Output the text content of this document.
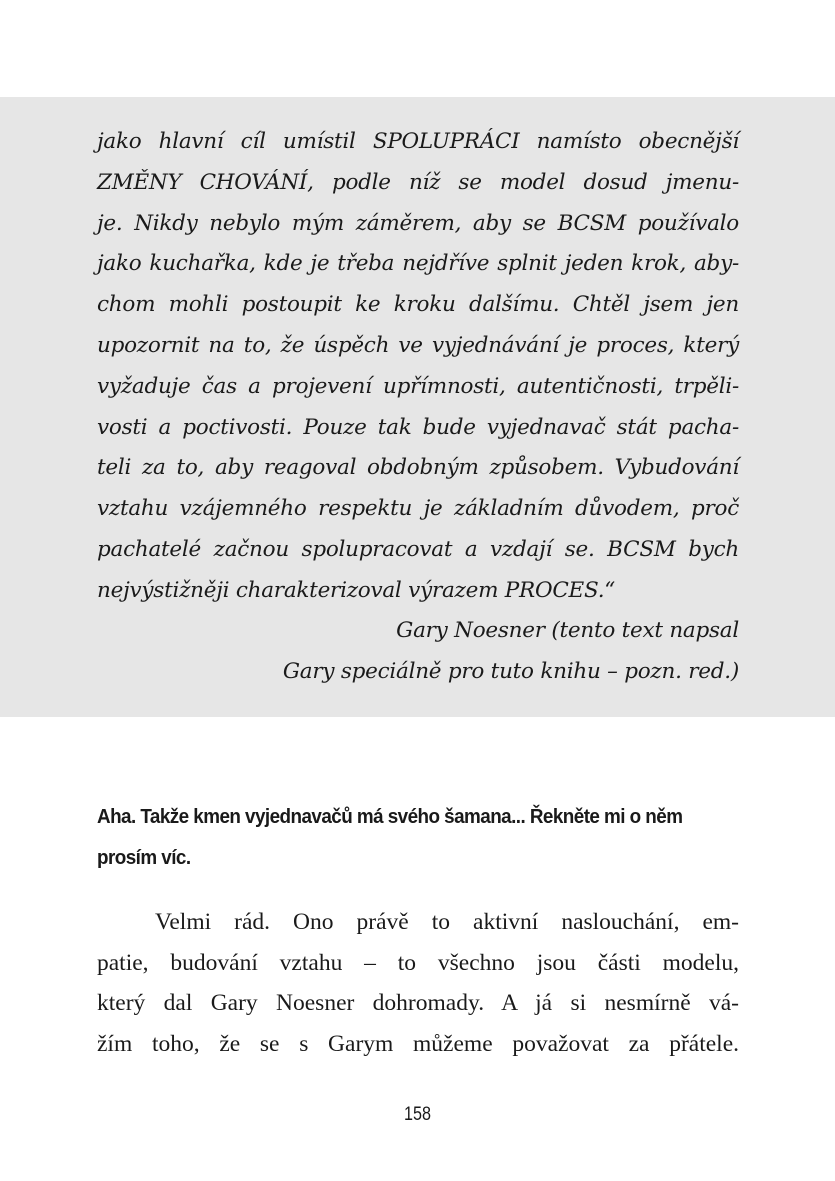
jako hlavní cíl umístil SPOLUPRÁCI namísto obecnější
ZMĚNY CHOVÁNÍ, podle níž se model dosud jmenu-
je. Nikdy nebylo mým záměrem, aby se BCSM používalo
jako kuchařka, kde je třeba nejdříve splnit jeden krok, aby-
chom mohli postoupit ke kroku dalšímu. Chtěl jsem jen
upozornit na to, že úspěch ve vyjednávání je proces, který
vyžaduje čas a projevení upřímnosti, autentičnosti, trpěli-
vosti a poctivosti. Pouze tak bude vyjednavač stát pacha-
teli za to, aby reagoval obdobným způsobem. Vybudování
vztahu vzájemného respektu je základním důvodem, proč
pachatelé začnou spolupracovat a vzdají se. BCSM bych
nejvýstižněji charakterizoval výrazem PROCES.“
Gary Noesner (tento text napsal
Gary speciálně pro tuto knihu – pozn. red.)
Aha. Takže kmen vyjednavačů má svého šamana... Řekněte mi o něm
prosím víc.
Velmi rád. Ono právě to aktivní naslouchání, em-
patie, budování vztahu – to všechno jsou části modelu,
který dal Gary Noesner dohromady. A já si nesmírně vá-
žím toho, že se s Garym můžeme považovat za přátele.
158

_Task_
Copy out each line that contains the word "BCSM".

_Result of the task_
je. Nikdy nebylo mým záměrem, aby se BCSM používalo
pachatelé začnou spolupracovat a vzdají se. BCSM bych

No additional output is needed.